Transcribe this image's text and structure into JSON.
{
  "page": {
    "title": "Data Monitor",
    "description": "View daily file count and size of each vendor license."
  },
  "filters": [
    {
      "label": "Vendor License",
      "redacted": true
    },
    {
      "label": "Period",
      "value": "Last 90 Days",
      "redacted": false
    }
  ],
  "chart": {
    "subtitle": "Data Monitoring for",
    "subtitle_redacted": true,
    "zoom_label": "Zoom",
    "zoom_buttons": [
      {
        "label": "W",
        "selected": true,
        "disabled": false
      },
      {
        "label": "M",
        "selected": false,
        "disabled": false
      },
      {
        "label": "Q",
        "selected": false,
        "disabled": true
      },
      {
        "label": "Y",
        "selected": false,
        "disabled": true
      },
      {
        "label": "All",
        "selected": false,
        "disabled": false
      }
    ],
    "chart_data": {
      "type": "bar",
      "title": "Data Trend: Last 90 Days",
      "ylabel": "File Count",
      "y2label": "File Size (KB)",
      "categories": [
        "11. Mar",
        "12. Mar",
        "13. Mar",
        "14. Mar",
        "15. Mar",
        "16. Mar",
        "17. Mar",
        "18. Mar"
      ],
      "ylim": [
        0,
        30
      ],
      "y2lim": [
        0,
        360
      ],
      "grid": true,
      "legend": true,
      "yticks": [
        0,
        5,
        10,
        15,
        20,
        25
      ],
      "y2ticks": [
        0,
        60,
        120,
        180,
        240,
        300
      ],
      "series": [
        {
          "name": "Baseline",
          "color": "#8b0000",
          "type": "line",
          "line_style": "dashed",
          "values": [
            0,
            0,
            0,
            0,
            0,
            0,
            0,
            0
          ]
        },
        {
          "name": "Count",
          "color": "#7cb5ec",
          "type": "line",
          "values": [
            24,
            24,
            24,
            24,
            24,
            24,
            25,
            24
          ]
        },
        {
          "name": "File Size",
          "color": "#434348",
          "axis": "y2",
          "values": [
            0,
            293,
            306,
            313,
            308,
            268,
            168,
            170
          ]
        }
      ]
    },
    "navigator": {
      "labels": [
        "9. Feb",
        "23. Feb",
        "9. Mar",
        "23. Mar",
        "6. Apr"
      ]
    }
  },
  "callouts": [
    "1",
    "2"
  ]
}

◆ **What you are asked to do**
Check each line of the records for the word "Last" and extract those that contain it.

◆ **Reply to the task**
      "value": "Last 90 Days",
      "title": "Data Trend: Last 90 Days",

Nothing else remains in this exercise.